- [GIVEN TASK]: The records below are to be repeated in full, exactly as they are.

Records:
— begin —

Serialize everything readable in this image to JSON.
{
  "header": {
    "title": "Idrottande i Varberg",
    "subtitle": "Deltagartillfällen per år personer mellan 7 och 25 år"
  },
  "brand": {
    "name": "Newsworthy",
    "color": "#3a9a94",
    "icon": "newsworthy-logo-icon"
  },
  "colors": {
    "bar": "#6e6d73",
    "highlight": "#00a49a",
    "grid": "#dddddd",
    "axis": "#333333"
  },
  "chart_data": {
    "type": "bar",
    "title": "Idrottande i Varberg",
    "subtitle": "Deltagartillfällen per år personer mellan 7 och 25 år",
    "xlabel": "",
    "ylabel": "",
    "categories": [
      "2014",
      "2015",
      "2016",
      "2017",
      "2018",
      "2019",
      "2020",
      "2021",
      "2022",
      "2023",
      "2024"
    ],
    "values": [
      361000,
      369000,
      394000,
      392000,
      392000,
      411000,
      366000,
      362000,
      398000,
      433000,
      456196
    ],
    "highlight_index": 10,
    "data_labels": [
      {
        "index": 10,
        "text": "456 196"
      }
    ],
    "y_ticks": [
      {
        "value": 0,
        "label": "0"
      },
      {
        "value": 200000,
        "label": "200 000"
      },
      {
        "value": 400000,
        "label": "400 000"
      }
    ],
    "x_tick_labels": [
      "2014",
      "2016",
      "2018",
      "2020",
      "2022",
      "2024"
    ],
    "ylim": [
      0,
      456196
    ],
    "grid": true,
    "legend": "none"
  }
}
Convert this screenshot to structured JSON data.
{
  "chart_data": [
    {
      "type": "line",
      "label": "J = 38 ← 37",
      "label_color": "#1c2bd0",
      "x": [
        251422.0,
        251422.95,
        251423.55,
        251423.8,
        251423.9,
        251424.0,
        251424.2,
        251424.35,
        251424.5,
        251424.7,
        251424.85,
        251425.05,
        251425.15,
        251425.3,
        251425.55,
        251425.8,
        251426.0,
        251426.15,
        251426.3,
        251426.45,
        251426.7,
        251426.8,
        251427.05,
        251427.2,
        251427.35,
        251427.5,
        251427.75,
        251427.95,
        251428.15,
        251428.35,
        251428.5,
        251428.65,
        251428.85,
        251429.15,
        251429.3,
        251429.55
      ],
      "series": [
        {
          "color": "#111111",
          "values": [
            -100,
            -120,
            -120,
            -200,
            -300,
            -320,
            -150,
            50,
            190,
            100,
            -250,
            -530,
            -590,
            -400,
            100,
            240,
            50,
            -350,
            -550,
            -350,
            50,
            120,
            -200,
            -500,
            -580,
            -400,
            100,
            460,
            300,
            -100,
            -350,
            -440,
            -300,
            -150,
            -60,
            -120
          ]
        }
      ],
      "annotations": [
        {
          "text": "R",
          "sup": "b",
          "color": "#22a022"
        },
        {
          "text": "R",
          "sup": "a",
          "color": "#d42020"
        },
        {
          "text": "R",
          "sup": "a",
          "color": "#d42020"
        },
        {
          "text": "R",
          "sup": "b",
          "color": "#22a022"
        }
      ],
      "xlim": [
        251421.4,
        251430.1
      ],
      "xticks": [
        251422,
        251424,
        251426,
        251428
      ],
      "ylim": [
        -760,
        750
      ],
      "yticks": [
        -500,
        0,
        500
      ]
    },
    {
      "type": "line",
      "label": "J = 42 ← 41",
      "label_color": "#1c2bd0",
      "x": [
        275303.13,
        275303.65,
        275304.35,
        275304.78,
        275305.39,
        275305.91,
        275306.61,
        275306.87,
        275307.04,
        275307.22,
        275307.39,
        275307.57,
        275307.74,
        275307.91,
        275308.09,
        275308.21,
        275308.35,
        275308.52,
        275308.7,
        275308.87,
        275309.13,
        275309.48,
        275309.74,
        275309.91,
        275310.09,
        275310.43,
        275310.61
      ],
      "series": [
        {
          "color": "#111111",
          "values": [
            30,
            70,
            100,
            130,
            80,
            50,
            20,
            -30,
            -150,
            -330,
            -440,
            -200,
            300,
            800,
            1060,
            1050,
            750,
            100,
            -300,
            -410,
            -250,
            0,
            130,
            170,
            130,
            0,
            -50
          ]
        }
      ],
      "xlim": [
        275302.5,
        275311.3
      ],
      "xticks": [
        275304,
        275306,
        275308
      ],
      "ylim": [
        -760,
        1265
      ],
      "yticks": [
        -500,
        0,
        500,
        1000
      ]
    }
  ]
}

— end —

- [EXERCISE SOLUTION]:
Serialize everything readable in this image to JSON.
{
  "header": {
    "title": "Idrottande i Varberg",
    "subtitle": "Deltagartillfällen per år personer mellan 7 och 25 år"
  },
  "brand": {
    "name": "Newsworthy",
    "color": "#3a9a94",
    "icon": "newsworthy-logo-icon"
  },
  "colors": {
    "bar": "#6e6d73",
    "highlight": "#00a49a",
    "grid": "#dddddd",
    "axis": "#333333"
  },
  "chart_data": {
    "type": "bar",
    "title": "Idrottande i Varberg",
    "subtitle": "Deltagartillfällen per år personer mellan 7 och 25 år",
    "xlabel": "",
    "ylabel": "",
    "categories": [
      "2014",
      "2015",
      "2016",
      "2017",
      "2018",
      "2019",
      "2020",
      "2021",
      "2022",
      "2023",
      "2024"
    ],
    "values": [
      361000,
      369000,
      394000,
      392000,
      392000,
      411000,
      366000,
      362000,
      398000,
      433000,
      456196
    ],
    "highlight_index": 10,
    "data_labels": [
      {
        "index": 10,
        "text": "456 196"
      }
    ],
    "y_ticks": [
      {
        "value": 0,
        "label": "0"
      },
      {
        "value": 200000,
        "label": "200 000"
      },
      {
        "value": 400000,
        "label": "400 000"
      }
    ],
    "x_tick_labels": [
      "2014",
      "2016",
      "2018",
      "2020",
      "2022",
      "2024"
    ],
    "ylim": [
      0,
      456196
    ],
    "grid": true,
    "legend": "none"
  }
}
Convert this screenshot to structured JSON data.
{
  "chart_data": [
    {
      "type": "line",
      "label": "J = 38 ← 37",
      "label_color": "#1c2bd0",
      "x": [
        251422.0,
        251422.95,
        251423.55,
        251423.8,
        251423.9,
        251424.0,
        251424.2,
        251424.35,
        251424.5,
        251424.7,
        251424.85,
        251425.05,
        251425.15,
        251425.3,
        251425.55,
        251425.8,
        251426.0,
        251426.15,
        251426.3,
        251426.45,
        251426.7,
        251426.8,
        251427.05,
        251427.2,
        251427.35,
        251427.5,
        251427.75,
        251427.95,
        251428.15,
        251428.35,
        251428.5,
        251428.65,
        251428.85,
        251429.15,
        251429.3,
        251429.55
      ],
      "series": [
        {
          "color": "#111111",
          "values": [
            -100,
            -120,
            -120,
            -200,
            -300,
            -320,
            -150,
            50,
            190,
            100,
            -250,
            -530,
            -590,
            -400,
            100,
            240,
            50,
            -350,
            -550,
            -350,
            50,
            120,
            -200,
            -500,
            -580,
            -400,
            100,
            460,
            300,
            -100,
            -350,
            -440,
            -300,
            -150,
            -60,
            -120
          ]
        }
      ],
      "annotations": [
        {
          "text": "R",
          "sup": "b",
          "color": "#22a022"
        },
        {
          "text": "R",
          "sup": "a",
          "color": "#d42020"
        },
        {
          "text": "R",
          "sup": "a",
          "color": "#d42020"
        },
        {
          "text": "R",
          "sup": "b",
          "color": "#22a022"
        }
      ],
      "xlim": [
        251421.4,
        251430.1
      ],
      "xticks": [
        251422,
        251424,
        251426,
        251428
      ],
      "ylim": [
        -760,
        750
      ],
      "yticks": [
        -500,
        0,
        500
      ]
    },
    {
      "type": "line",
      "label": "J = 42 ← 41",
      "label_color": "#1c2bd0",
      "x": [
        275303.13,
        275303.65,
        275304.35,
        275304.78,
        275305.39,
        275305.91,
        275306.61,
        275306.87,
        275307.04,
        275307.22,
        275307.39,
        275307.57,
        275307.74,
        275307.91,
        275308.09,
        275308.21,
        275308.35,
        275308.52,
        275308.7,
        275308.87,
        275309.13,
        275309.48,
        275309.74,
        275309.91,
        275310.09,
        275310.43,
        275310.61
      ],
      "series": [
        {
          "color": "#111111",
          "values": [
            30,
            70,
            100,
            130,
            80,
            50,
            20,
            -30,
            -150,
            -330,
            -440,
            -200,
            300,
            800,
            1060,
            1050,
            750,
            100,
            -300,
            -410,
            -250,
            0,
            130,
            170,
            130,
            0,
            -50
          ]
        }
      ],
      "xlim": [
        275302.5,
        275311.3
      ],
      "xticks": [
        275304,
        275306,
        275308
      ],
      "ylim": [
        -760,
        1265
      ],
      "yticks": [
        -500,
        0,
        500,
        1000
      ]
    }
  ]
}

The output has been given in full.